• **Problem to solve**: Pick out every line in the data below that holds "down".

• **Given data**:
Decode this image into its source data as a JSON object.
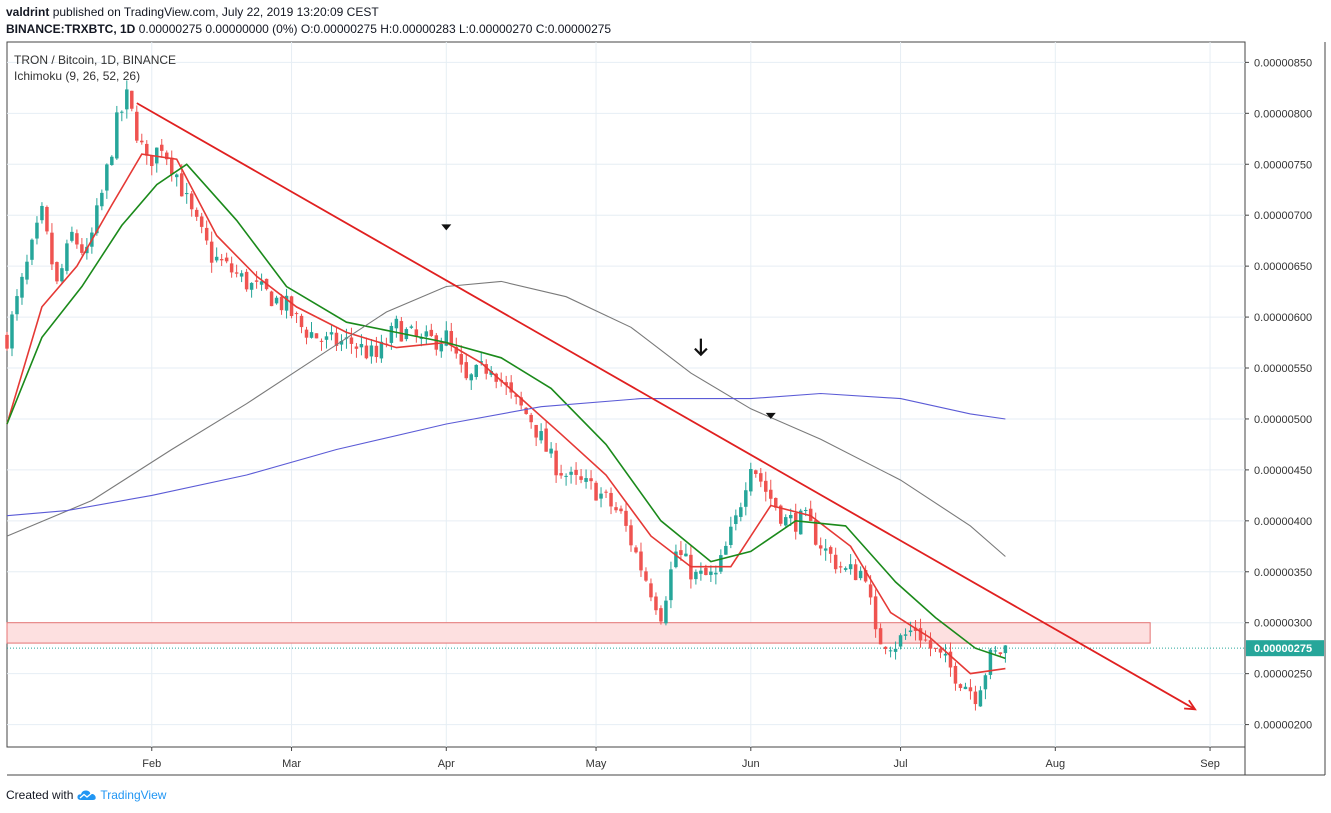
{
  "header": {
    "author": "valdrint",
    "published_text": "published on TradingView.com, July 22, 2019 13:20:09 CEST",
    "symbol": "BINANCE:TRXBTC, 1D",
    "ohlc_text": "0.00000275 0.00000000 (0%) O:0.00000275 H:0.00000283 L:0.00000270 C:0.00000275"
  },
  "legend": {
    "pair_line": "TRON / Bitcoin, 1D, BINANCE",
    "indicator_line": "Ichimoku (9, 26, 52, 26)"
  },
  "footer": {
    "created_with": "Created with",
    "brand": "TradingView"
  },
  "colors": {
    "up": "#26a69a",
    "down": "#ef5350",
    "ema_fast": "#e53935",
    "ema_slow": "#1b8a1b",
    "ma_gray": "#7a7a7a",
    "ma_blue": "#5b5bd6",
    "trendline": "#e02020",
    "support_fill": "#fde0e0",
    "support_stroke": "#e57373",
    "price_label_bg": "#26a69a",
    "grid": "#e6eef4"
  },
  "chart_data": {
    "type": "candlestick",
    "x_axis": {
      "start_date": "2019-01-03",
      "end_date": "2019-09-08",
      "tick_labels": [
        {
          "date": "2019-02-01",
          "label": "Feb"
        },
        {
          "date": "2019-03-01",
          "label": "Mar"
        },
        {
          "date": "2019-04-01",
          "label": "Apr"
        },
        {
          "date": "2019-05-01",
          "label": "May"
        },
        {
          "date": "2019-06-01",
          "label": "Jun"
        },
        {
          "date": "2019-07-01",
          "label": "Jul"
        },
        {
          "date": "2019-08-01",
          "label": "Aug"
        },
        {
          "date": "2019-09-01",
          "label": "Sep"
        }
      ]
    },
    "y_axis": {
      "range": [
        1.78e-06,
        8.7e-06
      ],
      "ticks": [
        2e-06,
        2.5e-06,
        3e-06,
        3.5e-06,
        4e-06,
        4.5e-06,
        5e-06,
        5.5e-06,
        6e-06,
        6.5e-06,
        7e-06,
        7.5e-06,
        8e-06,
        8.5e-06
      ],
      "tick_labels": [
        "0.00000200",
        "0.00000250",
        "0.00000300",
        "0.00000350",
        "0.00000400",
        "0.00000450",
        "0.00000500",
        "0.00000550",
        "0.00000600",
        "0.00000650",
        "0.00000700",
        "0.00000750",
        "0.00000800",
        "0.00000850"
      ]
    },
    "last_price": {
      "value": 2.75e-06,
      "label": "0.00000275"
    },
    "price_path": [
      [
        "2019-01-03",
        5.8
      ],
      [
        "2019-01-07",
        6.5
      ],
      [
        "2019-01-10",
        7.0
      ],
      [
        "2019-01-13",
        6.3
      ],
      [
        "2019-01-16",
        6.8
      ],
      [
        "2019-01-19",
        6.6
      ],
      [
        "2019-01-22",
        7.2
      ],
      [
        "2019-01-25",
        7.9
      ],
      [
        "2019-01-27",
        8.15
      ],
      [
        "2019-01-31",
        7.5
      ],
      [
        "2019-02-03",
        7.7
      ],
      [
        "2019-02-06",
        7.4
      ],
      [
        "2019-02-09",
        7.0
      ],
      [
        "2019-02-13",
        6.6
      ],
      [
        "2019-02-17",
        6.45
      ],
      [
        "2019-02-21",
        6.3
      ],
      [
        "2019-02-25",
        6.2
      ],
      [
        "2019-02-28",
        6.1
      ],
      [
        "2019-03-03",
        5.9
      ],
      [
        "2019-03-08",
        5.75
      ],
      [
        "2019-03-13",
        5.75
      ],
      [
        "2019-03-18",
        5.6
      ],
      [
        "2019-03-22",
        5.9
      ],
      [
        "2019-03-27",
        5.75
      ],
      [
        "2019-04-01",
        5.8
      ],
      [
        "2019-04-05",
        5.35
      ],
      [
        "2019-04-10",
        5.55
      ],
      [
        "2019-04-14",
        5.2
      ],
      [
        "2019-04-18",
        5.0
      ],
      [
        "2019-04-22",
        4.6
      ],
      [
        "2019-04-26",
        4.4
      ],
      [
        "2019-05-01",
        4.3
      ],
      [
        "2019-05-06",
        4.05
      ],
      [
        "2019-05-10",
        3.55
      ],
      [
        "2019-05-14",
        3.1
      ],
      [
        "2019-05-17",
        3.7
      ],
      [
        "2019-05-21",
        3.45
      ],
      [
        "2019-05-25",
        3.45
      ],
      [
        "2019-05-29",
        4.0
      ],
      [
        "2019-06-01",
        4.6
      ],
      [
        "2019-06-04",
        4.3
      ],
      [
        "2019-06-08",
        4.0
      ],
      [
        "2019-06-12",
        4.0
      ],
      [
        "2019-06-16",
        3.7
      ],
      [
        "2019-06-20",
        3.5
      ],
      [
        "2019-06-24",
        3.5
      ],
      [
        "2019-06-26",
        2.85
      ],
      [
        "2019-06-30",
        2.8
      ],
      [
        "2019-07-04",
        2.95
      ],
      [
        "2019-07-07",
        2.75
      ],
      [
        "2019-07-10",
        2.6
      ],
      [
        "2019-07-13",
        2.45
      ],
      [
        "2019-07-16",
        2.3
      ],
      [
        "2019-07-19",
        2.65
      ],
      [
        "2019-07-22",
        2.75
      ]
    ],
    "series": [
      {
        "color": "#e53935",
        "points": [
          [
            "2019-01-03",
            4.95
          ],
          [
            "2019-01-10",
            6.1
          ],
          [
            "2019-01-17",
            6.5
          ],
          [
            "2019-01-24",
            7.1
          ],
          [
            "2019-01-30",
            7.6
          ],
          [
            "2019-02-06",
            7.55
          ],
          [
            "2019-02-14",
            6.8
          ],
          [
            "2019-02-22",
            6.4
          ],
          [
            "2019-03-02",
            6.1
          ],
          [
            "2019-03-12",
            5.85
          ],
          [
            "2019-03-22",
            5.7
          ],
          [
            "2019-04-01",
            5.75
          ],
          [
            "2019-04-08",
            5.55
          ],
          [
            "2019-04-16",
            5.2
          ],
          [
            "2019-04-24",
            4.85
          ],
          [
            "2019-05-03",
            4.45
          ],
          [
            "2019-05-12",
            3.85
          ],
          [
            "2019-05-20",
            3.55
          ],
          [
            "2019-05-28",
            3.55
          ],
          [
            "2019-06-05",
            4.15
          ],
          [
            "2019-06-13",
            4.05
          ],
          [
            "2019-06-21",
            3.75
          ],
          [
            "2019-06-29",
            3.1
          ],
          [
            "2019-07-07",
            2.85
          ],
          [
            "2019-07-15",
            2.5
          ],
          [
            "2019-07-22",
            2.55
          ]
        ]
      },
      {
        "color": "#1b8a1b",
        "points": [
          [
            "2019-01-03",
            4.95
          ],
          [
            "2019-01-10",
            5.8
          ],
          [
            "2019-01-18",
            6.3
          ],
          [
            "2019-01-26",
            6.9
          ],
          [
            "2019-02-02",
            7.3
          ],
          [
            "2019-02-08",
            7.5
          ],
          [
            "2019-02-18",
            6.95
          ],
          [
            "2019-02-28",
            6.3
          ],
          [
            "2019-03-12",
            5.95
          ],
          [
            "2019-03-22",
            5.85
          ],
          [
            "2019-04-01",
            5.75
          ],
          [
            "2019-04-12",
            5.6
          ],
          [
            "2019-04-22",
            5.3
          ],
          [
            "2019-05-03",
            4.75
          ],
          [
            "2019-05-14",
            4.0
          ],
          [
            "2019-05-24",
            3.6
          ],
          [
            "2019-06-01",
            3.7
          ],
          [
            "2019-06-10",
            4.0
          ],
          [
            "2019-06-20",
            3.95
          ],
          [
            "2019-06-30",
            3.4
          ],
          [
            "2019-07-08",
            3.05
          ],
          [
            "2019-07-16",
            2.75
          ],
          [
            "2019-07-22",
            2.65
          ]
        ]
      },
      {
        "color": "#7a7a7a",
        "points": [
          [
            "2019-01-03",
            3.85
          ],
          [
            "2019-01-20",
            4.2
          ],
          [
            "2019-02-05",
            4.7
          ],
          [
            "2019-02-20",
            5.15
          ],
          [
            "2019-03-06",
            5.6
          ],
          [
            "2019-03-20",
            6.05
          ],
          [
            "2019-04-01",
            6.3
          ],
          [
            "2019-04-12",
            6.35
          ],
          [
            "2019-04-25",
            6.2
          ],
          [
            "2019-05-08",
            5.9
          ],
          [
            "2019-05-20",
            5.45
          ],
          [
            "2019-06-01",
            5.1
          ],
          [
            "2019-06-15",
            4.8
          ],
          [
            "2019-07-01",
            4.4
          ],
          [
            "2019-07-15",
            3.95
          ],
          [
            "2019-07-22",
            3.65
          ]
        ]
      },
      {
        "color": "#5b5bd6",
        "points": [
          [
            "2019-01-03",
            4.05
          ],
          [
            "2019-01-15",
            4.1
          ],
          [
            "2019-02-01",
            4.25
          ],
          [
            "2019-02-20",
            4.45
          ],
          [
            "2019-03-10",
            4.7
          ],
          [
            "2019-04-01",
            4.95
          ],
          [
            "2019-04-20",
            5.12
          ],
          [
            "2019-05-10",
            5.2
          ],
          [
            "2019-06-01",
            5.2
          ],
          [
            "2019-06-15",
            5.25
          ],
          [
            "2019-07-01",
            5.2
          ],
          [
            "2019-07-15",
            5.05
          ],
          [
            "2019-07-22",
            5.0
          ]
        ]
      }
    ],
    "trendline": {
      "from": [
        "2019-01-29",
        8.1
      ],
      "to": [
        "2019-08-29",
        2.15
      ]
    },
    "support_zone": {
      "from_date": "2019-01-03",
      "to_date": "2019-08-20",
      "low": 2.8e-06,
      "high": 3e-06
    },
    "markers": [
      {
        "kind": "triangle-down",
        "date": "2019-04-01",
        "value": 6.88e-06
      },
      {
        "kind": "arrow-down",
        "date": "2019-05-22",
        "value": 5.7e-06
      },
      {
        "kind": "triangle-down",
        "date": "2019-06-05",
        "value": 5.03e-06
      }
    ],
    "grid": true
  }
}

• **Written solution**:
    "down": "#ef5350",
        "kind": "triangle-down",
        "kind": "arrow-down",
        "kind": "triangle-down",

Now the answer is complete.